The records should be written out in full, with nothing altered.

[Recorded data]

+ + + + + + +

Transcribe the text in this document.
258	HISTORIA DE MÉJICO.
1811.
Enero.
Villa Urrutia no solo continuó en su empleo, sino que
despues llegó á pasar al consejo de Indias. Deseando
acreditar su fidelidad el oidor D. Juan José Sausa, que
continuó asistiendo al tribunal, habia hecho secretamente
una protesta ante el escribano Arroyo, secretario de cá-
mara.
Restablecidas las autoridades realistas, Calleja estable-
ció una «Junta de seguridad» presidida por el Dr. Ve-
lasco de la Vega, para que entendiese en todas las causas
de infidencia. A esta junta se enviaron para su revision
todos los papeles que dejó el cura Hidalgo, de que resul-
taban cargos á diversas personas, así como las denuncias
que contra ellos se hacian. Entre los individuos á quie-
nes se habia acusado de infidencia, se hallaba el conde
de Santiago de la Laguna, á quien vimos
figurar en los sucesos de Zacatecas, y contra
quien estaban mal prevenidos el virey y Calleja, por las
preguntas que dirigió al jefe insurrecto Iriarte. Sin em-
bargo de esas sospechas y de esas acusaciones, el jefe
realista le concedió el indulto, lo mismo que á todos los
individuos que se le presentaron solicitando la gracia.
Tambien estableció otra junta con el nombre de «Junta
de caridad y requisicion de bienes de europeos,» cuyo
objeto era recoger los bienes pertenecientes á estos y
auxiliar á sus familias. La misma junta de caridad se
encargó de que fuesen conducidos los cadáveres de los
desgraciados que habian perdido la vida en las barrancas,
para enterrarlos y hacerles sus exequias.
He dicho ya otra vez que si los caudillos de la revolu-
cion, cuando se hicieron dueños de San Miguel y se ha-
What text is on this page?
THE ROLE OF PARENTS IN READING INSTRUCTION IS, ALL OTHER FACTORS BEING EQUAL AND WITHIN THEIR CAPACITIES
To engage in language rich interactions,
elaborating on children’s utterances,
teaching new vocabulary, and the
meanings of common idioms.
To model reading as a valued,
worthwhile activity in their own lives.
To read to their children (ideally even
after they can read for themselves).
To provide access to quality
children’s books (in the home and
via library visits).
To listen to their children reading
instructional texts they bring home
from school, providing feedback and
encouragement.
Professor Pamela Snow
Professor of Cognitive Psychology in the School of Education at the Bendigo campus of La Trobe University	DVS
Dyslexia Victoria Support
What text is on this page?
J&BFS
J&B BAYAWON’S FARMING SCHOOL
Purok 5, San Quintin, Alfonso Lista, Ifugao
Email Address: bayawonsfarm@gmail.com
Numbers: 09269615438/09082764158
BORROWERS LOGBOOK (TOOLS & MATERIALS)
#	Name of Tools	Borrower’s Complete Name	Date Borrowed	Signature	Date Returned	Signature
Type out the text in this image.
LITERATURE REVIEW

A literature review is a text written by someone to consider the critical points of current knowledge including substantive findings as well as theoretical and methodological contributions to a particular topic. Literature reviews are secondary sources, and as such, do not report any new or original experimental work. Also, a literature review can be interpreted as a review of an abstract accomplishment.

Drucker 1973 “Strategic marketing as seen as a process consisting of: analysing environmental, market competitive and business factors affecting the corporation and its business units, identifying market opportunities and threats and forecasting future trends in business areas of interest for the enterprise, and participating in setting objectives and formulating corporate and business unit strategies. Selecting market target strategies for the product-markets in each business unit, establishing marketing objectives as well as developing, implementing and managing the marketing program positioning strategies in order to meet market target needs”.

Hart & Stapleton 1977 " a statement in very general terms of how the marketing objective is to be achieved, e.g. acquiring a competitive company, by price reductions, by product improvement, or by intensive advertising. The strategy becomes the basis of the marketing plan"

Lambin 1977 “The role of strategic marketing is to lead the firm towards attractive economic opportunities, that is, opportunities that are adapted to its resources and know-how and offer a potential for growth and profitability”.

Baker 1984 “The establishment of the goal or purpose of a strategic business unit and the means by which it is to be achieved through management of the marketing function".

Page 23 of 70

+ + + + + + +

### REPLY
Transcribe the text in this document.
258	HISTORIA DE MÉJICO.
1811.
Enero.
Villa Urrutia no solo continuó en su empleo, sino que
despues llegó á pasar al consejo de Indias. Deseando
acreditar su fidelidad el oidor D. Juan José Sausa, que
continuó asistiendo al tribunal, habia hecho secretamente
una protesta ante el escribano Arroyo, secretario de cá-
mara.
Restablecidas las autoridades realistas, Calleja estable-
ció una «Junta de seguridad» presidida por el Dr. Ve-
lasco de la Vega, para que entendiese en todas las causas
de infidencia. A esta junta se enviaron para su revision
todos los papeles que dejó el cura Hidalgo, de que resul-
taban cargos á diversas personas, así como las denuncias
que contra ellos se hacian. Entre los individuos á quie-
nes se habia acusado de infidencia, se hallaba el conde
de Santiago de la Laguna, á quien vimos
figurar en los sucesos de Zacatecas, y contra
quien estaban mal prevenidos el virey y Calleja, por las
preguntas que dirigió al jefe insurrecto Iriarte. Sin em-
bargo de esas sospechas y de esas acusaciones, el jefe
realista le concedió el indulto, lo mismo que á todos los
individuos que se le presentaron solicitando la gracia.
Tambien estableció otra junta con el nombre de «Junta
de caridad y requisicion de bienes de europeos,» cuyo
objeto era recoger los bienes pertenecientes á estos y
auxiliar á sus familias. La misma junta de caridad se
encargó de que fuesen conducidos los cadáveres de los
desgraciados que habian perdido la vida en las barrancas,
para enterrarlos y hacerles sus exequias.
He dicho ya otra vez que si los caudillos de la revolu-
cion, cuando se hicieron dueños de San Miguel y se ha-
What text is on this page?
THE ROLE OF PARENTS IN READING INSTRUCTION IS, ALL OTHER FACTORS BEING EQUAL AND WITHIN THEIR CAPACITIES
To engage in language rich interactions,
elaborating on children’s utterances,
teaching new vocabulary, and the
meanings of common idioms.
To model reading as a valued,
worthwhile activity in their own lives.
To read to their children (ideally even
after they can read for themselves).
To provide access to quality
children’s books (in the home and
via library visits).
To listen to their children reading
instructional texts they bring home
from school, providing feedback and
encouragement.
Professor Pamela Snow
Professor of Cognitive Psychology in the School of Education at the Bendigo campus of La Trobe University	DVS
Dyslexia Victoria Support
What text is on this page?
J&BFS
J&B BAYAWON’S FARMING SCHOOL
Purok 5, San Quintin, Alfonso Lista, Ifugao
Email Address: bayawonsfarm@gmail.com
Numbers: 09269615438/09082764158
BORROWERS LOGBOOK (TOOLS & MATERIALS)
#	Name of Tools	Borrower’s Complete Name	Date Borrowed	Signature	Date Returned	Signature
Type out the text in this image.
LITERATURE REVIEW

A literature review is a text written by someone to consider the critical points of current knowledge including substantive findings as well as theoretical and methodological contributions to a particular topic. Literature reviews are secondary sources, and as such, do not report any new or original experimental work. Also, a literature review can be interpreted as a review of an abstract accomplishment.

Drucker 1973 “Strategic marketing as seen as a process consisting of: analysing environmental, market competitive and business factors affecting the corporation and its business units, identifying market opportunities and threats and forecasting future trends in business areas of interest for the enterprise, and participating in setting objectives and formulating corporate and business unit strategies. Selecting market target strategies for the product-markets in each business unit, establishing marketing objectives as well as developing, implementing and managing the marketing program positioning strategies in order to meet market target needs”.

Hart & Stapleton 1977 " a statement in very general terms of how the marketing objective is to be achieved, e.g. acquiring a competitive company, by price reductions, by product improvement, or by intensive advertising. The strategy becomes the basis of the marketing plan"

Lambin 1977 “The role of strategic marketing is to lead the firm towards attractive economic opportunities, that is, opportunities that are adapted to its resources and know-how and offer a potential for growth and profitability”.

Baker 1984 “The establishment of the goal or purpose of a strategic business unit and the means by which it is to be achieved through management of the marketing function".

Page 23 of 70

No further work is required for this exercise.